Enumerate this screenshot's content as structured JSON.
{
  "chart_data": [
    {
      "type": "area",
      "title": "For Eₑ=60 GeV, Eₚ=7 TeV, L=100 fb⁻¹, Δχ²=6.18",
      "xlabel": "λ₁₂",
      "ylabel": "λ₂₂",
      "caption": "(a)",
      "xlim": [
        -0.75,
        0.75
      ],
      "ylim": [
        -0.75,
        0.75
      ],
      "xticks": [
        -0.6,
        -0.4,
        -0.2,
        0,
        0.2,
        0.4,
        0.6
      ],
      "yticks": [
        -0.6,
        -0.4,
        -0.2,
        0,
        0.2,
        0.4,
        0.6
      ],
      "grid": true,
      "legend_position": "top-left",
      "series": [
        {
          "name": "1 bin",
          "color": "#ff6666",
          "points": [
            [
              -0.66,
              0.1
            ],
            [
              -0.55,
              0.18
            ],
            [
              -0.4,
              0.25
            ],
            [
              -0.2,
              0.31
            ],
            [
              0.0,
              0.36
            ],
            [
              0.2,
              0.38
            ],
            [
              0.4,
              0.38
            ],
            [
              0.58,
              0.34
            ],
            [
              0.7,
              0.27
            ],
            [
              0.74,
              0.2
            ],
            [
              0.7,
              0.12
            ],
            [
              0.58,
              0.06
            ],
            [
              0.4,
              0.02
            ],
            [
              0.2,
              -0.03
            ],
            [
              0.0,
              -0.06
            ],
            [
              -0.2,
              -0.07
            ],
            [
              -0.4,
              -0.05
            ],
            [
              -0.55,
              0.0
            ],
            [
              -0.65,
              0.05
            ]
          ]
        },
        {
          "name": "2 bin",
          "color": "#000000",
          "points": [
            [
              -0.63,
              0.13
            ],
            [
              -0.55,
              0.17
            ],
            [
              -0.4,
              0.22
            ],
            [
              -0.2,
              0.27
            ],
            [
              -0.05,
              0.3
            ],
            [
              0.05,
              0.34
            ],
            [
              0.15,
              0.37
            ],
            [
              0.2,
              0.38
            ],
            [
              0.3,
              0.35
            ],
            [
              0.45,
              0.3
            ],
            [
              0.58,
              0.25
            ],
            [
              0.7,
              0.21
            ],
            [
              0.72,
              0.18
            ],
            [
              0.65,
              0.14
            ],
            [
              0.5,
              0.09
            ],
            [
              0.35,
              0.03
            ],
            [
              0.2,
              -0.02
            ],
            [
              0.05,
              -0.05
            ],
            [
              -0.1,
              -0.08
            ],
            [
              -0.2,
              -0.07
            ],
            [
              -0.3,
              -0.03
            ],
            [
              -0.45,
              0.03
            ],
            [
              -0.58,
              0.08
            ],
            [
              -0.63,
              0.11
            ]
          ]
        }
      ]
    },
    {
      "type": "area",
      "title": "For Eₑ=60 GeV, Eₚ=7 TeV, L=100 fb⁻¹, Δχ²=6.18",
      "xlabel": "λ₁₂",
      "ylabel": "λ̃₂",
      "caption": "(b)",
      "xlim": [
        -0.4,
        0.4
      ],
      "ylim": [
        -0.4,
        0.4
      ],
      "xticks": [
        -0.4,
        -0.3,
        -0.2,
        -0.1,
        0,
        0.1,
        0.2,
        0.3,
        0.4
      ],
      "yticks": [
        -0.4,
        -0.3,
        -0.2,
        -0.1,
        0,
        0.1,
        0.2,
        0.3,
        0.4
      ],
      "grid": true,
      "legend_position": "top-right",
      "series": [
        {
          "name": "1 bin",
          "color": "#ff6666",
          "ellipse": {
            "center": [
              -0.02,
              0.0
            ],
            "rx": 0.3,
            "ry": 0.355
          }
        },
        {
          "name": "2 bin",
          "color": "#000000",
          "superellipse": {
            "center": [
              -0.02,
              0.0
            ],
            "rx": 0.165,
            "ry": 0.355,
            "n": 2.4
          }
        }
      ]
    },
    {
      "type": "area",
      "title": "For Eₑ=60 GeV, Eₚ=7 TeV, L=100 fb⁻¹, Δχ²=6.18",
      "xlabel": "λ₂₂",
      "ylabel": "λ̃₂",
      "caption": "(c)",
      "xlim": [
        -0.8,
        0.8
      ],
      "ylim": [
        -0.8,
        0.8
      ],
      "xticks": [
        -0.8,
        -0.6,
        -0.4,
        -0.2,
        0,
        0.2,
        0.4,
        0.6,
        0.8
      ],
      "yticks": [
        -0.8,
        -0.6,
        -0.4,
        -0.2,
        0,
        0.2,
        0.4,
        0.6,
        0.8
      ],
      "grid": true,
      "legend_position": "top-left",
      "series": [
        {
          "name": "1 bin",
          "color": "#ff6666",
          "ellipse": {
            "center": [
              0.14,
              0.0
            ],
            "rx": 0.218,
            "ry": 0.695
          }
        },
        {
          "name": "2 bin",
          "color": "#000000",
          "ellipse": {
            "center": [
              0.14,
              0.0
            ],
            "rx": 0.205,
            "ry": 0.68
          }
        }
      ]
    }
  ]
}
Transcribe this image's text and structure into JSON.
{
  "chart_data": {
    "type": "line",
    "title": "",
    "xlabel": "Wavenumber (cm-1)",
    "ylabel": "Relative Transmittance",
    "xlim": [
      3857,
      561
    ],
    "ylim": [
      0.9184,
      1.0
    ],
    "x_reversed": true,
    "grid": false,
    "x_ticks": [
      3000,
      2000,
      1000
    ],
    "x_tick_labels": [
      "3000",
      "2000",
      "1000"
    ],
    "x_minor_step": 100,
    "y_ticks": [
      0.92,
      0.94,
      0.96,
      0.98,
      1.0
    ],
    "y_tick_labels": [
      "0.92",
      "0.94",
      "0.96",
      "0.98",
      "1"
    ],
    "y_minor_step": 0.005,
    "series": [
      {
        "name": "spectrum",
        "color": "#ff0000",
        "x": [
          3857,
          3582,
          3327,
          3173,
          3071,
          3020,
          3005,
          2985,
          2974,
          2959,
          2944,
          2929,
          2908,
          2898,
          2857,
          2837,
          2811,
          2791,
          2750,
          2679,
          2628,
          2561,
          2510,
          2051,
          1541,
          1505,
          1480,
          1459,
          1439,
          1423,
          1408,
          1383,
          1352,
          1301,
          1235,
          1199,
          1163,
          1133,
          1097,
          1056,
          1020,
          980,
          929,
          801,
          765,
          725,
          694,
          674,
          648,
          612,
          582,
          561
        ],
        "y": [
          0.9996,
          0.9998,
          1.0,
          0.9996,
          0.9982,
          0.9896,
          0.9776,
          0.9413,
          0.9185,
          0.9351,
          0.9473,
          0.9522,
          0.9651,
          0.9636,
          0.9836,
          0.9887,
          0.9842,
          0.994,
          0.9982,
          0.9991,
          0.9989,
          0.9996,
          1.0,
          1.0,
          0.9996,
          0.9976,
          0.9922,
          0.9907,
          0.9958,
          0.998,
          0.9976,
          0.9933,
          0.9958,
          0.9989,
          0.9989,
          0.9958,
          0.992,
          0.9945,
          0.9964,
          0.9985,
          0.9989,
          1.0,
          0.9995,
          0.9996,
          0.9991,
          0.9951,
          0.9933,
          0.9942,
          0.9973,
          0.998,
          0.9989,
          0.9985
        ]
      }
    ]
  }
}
---------------
# [Aim]
Return each entry from the material above exactly as it appears.

# [Answer for the task]
Enumerate this screenshot's content as structured JSON.
{
  "chart_data": [
    {
      "type": "area",
      "title": "For Eₑ=60 GeV, Eₚ=7 TeV, L=100 fb⁻¹, Δχ²=6.18",
      "xlabel": "λ₁₂",
      "ylabel": "λ₂₂",
      "caption": "(a)",
      "xlim": [
        -0.75,
        0.75
      ],
      "ylim": [
        -0.75,
        0.75
      ],
      "xticks": [
        -0.6,
        -0.4,
        -0.2,
        0,
        0.2,
        0.4,
        0.6
      ],
      "yticks": [
        -0.6,
        -0.4,
        -0.2,
        0,
        0.2,
        0.4,
        0.6
      ],
      "grid": true,
      "legend_position": "top-left",
      "series": [
        {
          "name": "1 bin",
          "color": "#ff6666",
          "points": [
            [
              -0.66,
              0.1
            ],
            [
              -0.55,
              0.18
            ],
            [
              -0.4,
              0.25
            ],
            [
              -0.2,
              0.31
            ],
            [
              0.0,
              0.36
            ],
            [
              0.2,
              0.38
            ],
            [
              0.4,
              0.38
            ],
            [
              0.58,
              0.34
            ],
            [
              0.7,
              0.27
            ],
            [
              0.74,
              0.2
            ],
            [
              0.7,
              0.12
            ],
            [
              0.58,
              0.06
            ],
            [
              0.4,
              0.02
            ],
            [
              0.2,
              -0.03
            ],
            [
              0.0,
              -0.06
            ],
            [
              -0.2,
              -0.07
            ],
            [
              -0.4,
              -0.05
            ],
            [
              -0.55,
              0.0
            ],
            [
              -0.65,
              0.05
            ]
          ]
        },
        {
          "name": "2 bin",
          "color": "#000000",
          "points": [
            [
              -0.63,
              0.13
            ],
            [
              -0.55,
              0.17
            ],
            [
              -0.4,
              0.22
            ],
            [
              -0.2,
              0.27
            ],
            [
              -0.05,
              0.3
            ],
            [
              0.05,
              0.34
            ],
            [
              0.15,
              0.37
            ],
            [
              0.2,
              0.38
            ],
            [
              0.3,
              0.35
            ],
            [
              0.45,
              0.3
            ],
            [
              0.58,
              0.25
            ],
            [
              0.7,
              0.21
            ],
            [
              0.72,
              0.18
            ],
            [
              0.65,
              0.14
            ],
            [
              0.5,
              0.09
            ],
            [
              0.35,
              0.03
            ],
            [
              0.2,
              -0.02
            ],
            [
              0.05,
              -0.05
            ],
            [
              -0.1,
              -0.08
            ],
            [
              -0.2,
              -0.07
            ],
            [
              -0.3,
              -0.03
            ],
            [
              -0.45,
              0.03
            ],
            [
              -0.58,
              0.08
            ],
            [
              -0.63,
              0.11
            ]
          ]
        }
      ]
    },
    {
      "type": "area",
      "title": "For Eₑ=60 GeV, Eₚ=7 TeV, L=100 fb⁻¹, Δχ²=6.18",
      "xlabel": "λ₁₂",
      "ylabel": "λ̃₂",
      "caption": "(b)",
      "xlim": [
        -0.4,
        0.4
      ],
      "ylim": [
        -0.4,
        0.4
      ],
      "xticks": [
        -0.4,
        -0.3,
        -0.2,
        -0.1,
        0,
        0.1,
        0.2,
        0.3,
        0.4
      ],
      "yticks": [
        -0.4,
        -0.3,
        -0.2,
        -0.1,
        0,
        0.1,
        0.2,
        0.3,
        0.4
      ],
      "grid": true,
      "legend_position": "top-right",
      "series": [
        {
          "name": "1 bin",
          "color": "#ff6666",
          "ellipse": {
            "center": [
              -0.02,
              0.0
            ],
            "rx": 0.3,
            "ry": 0.355
          }
        },
        {
          "name": "2 bin",
          "color": "#000000",
          "superellipse": {
            "center": [
              -0.02,
              0.0
            ],
            "rx": 0.165,
            "ry": 0.355,
            "n": 2.4
          }
        }
      ]
    },
    {
      "type": "area",
      "title": "For Eₑ=60 GeV, Eₚ=7 TeV, L=100 fb⁻¹, Δχ²=6.18",
      "xlabel": "λ₂₂",
      "ylabel": "λ̃₂",
      "caption": "(c)",
      "xlim": [
        -0.8,
        0.8
      ],
      "ylim": [
        -0.8,
        0.8
      ],
      "xticks": [
        -0.8,
        -0.6,
        -0.4,
        -0.2,
        0,
        0.2,
        0.4,
        0.6,
        0.8
      ],
      "yticks": [
        -0.8,
        -0.6,
        -0.4,
        -0.2,
        0,
        0.2,
        0.4,
        0.6,
        0.8
      ],
      "grid": true,
      "legend_position": "top-left",
      "series": [
        {
          "name": "1 bin",
          "color": "#ff6666",
          "ellipse": {
            "center": [
              0.14,
              0.0
            ],
            "rx": 0.218,
            "ry": 0.695
          }
        },
        {
          "name": "2 bin",
          "color": "#000000",
          "ellipse": {
            "center": [
              0.14,
              0.0
            ],
            "rx": 0.205,
            "ry": 0.68
          }
        }
      ]
    }
  ]
}
Transcribe this image's text and structure into JSON.
{
  "chart_data": {
    "type": "line",
    "title": "",
    "xlabel": "Wavenumber (cm-1)",
    "ylabel": "Relative Transmittance",
    "xlim": [
      3857,
      561
    ],
    "ylim": [
      0.9184,
      1.0
    ],
    "x_reversed": true,
    "grid": false,
    "x_ticks": [
      3000,
      2000,
      1000
    ],
    "x_tick_labels": [
      "3000",
      "2000",
      "1000"
    ],
    "x_minor_step": 100,
    "y_ticks": [
      0.92,
      0.94,
      0.96,
      0.98,
      1.0
    ],
    "y_tick_labels": [
      "0.92",
      "0.94",
      "0.96",
      "0.98",
      "1"
    ],
    "y_minor_step": 0.005,
    "series": [
      {
        "name": "spectrum",
        "color": "#ff0000",
        "x": [
          3857,
          3582,
          3327,
          3173,
          3071,
          3020,
          3005,
          2985,
          2974,
          2959,
          2944,
          2929,
          2908,
          2898,
          2857,
          2837,
          2811,
          2791,
          2750,
          2679,
          2628,
          2561,
          2510,
          2051,
          1541,
          1505,
          1480,
          1459,
          1439,
          1423,
          1408,
          1383,
          1352,
          1301,
          1235,
          1199,
          1163,
          1133,
          1097,
          1056,
          1020,
          980,
          929,
          801,
          765,
          725,
          694,
          674,
          648,
          612,
          582,
          561
        ],
        "y": [
          0.9996,
          0.9998,
          1.0,
          0.9996,
          0.9982,
          0.9896,
          0.9776,
          0.9413,
          0.9185,
          0.9351,
          0.9473,
          0.9522,
          0.9651,
          0.9636,
          0.9836,
          0.9887,
          0.9842,
          0.994,
          0.9982,
          0.9991,
          0.9989,
          0.9996,
          1.0,
          1.0,
          0.9996,
          0.9976,
          0.9922,
          0.9907,
          0.9958,
          0.998,
          0.9976,
          0.9933,
          0.9958,
          0.9989,
          0.9989,
          0.9958,
          0.992,
          0.9945,
          0.9964,
          0.9985,
          0.9989,
          1.0,
          0.9995,
          0.9996,
          0.9991,
          0.9951,
          0.9933,
          0.9942,
          0.9973,
          0.998,
          0.9989,
          0.9985
        ]
      }
    ]
  }
}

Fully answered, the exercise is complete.